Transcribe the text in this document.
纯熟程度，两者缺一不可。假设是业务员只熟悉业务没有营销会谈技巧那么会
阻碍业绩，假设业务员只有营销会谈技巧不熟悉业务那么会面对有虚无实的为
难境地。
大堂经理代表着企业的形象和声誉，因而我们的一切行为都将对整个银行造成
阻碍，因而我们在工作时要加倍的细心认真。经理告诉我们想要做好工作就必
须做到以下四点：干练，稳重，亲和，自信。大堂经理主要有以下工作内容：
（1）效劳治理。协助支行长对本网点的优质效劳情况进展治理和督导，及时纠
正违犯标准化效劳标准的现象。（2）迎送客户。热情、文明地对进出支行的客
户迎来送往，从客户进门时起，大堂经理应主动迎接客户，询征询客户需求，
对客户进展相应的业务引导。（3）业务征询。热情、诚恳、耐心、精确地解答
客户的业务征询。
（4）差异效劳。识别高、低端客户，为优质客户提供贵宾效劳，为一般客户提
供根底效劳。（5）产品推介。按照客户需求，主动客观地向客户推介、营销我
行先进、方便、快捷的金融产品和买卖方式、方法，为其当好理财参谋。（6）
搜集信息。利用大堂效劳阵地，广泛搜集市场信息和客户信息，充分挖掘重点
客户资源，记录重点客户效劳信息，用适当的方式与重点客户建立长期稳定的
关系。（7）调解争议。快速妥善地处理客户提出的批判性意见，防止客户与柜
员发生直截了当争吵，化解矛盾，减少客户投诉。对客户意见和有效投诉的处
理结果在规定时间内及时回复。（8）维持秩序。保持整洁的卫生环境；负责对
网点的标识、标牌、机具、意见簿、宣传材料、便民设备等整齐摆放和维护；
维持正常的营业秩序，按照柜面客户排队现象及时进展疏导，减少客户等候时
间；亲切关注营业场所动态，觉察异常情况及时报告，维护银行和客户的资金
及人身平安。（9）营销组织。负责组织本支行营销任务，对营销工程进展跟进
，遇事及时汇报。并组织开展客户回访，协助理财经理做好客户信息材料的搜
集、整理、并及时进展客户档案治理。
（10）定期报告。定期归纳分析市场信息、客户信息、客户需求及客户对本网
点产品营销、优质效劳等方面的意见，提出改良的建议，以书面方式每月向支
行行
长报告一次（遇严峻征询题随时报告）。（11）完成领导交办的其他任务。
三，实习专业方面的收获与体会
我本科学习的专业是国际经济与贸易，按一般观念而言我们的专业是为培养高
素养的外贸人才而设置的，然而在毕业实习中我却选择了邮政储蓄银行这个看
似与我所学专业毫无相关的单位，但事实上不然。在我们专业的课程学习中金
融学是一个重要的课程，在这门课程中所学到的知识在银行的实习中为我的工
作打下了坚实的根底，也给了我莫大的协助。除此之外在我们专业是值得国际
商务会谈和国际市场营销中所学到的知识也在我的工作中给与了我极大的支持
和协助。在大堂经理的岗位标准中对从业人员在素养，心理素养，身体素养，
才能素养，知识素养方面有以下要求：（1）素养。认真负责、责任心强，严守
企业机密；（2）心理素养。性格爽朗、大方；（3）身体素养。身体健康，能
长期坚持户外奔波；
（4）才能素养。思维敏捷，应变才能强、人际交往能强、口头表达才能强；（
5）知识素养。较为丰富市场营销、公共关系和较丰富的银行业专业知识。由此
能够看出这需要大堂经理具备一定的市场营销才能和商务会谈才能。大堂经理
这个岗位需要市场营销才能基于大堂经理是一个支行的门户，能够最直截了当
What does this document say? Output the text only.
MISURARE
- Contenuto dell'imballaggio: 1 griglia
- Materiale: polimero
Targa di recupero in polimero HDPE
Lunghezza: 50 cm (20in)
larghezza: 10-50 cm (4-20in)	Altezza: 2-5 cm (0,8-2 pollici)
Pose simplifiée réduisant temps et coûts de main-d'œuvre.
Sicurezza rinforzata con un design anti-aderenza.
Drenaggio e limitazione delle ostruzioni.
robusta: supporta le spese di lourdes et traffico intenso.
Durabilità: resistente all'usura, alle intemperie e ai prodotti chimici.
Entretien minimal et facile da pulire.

####

**Work to be completed:** Return the listing above word for word.

**Correct output:**
Transcribe the text in this document.
纯熟程度，两者缺一不可。假设是业务员只熟悉业务没有营销会谈技巧那么会
阻碍业绩，假设业务员只有营销会谈技巧不熟悉业务那么会面对有虚无实的为
难境地。
大堂经理代表着企业的形象和声誉，因而我们的一切行为都将对整个银行造成
阻碍，因而我们在工作时要加倍的细心认真。经理告诉我们想要做好工作就必
须做到以下四点：干练，稳重，亲和，自信。大堂经理主要有以下工作内容：
（1）效劳治理。协助支行长对本网点的优质效劳情况进展治理和督导，及时纠
正违犯标准化效劳标准的现象。（2）迎送客户。热情、文明地对进出支行的客
户迎来送往，从客户进门时起，大堂经理应主动迎接客户，询征询客户需求，
对客户进展相应的业务引导。（3）业务征询。热情、诚恳、耐心、精确地解答
客户的业务征询。
（4）差异效劳。识别高、低端客户，为优质客户提供贵宾效劳，为一般客户提
供根底效劳。（5）产品推介。按照客户需求，主动客观地向客户推介、营销我
行先进、方便、快捷的金融产品和买卖方式、方法，为其当好理财参谋。（6）
搜集信息。利用大堂效劳阵地，广泛搜集市场信息和客户信息，充分挖掘重点
客户资源，记录重点客户效劳信息，用适当的方式与重点客户建立长期稳定的
关系。（7）调解争议。快速妥善地处理客户提出的批判性意见，防止客户与柜
员发生直截了当争吵，化解矛盾，减少客户投诉。对客户意见和有效投诉的处
理结果在规定时间内及时回复。（8）维持秩序。保持整洁的卫生环境；负责对
网点的标识、标牌、机具、意见簿、宣传材料、便民设备等整齐摆放和维护；
维持正常的营业秩序，按照柜面客户排队现象及时进展疏导，减少客户等候时
间；亲切关注营业场所动态，觉察异常情况及时报告，维护银行和客户的资金
及人身平安。（9）营销组织。负责组织本支行营销任务，对营销工程进展跟进
，遇事及时汇报。并组织开展客户回访，协助理财经理做好客户信息材料的搜
集、整理、并及时进展客户档案治理。
（10）定期报告。定期归纳分析市场信息、客户信息、客户需求及客户对本网
点产品营销、优质效劳等方面的意见，提出改良的建议，以书面方式每月向支
行行
长报告一次（遇严峻征询题随时报告）。（11）完成领导交办的其他任务。
三，实习专业方面的收获与体会
我本科学习的专业是国际经济与贸易，按一般观念而言我们的专业是为培养高
素养的外贸人才而设置的，然而在毕业实习中我却选择了邮政储蓄银行这个看
似与我所学专业毫无相关的单位，但事实上不然。在我们专业的课程学习中金
融学是一个重要的课程，在这门课程中所学到的知识在银行的实习中为我的工
作打下了坚实的根底，也给了我莫大的协助。除此之外在我们专业是值得国际
商务会谈和国际市场营销中所学到的知识也在我的工作中给与了我极大的支持
和协助。在大堂经理的岗位标准中对从业人员在素养，心理素养，身体素养，
才能素养，知识素养方面有以下要求：（1）素养。认真负责、责任心强，严守
企业机密；（2）心理素养。性格爽朗、大方；（3）身体素养。身体健康，能
长期坚持户外奔波；
（4）才能素养。思维敏捷，应变才能强、人际交往能强、口头表达才能强；（
5）知识素养。较为丰富市场营销、公共关系和较丰富的银行业专业知识。由此
能够看出这需要大堂经理具备一定的市场营销才能和商务会谈才能。大堂经理
这个岗位需要市场营销才能基于大堂经理是一个支行的门户，能够最直截了当
What does this document say? Output the text only.
MISURARE
- Contenuto dell'imballaggio: 1 griglia
- Materiale: polimero
Targa di recupero in polimero HDPE
Lunghezza: 50 cm (20in)
larghezza: 10-50 cm (4-20in)	Altezza: 2-5 cm (0,8-2 pollici)
Pose simplifiée réduisant temps et coûts de main-d'œuvre.
Sicurezza rinforzata con un design anti-aderenza.
Drenaggio e limitazione delle ostruzioni.
robusta: supporta le spese di lourdes et traffico intenso.
Durabilità: resistente all'usura, alle intemperie e ai prodotti chimici.
Entretien minimal et facile da pulire.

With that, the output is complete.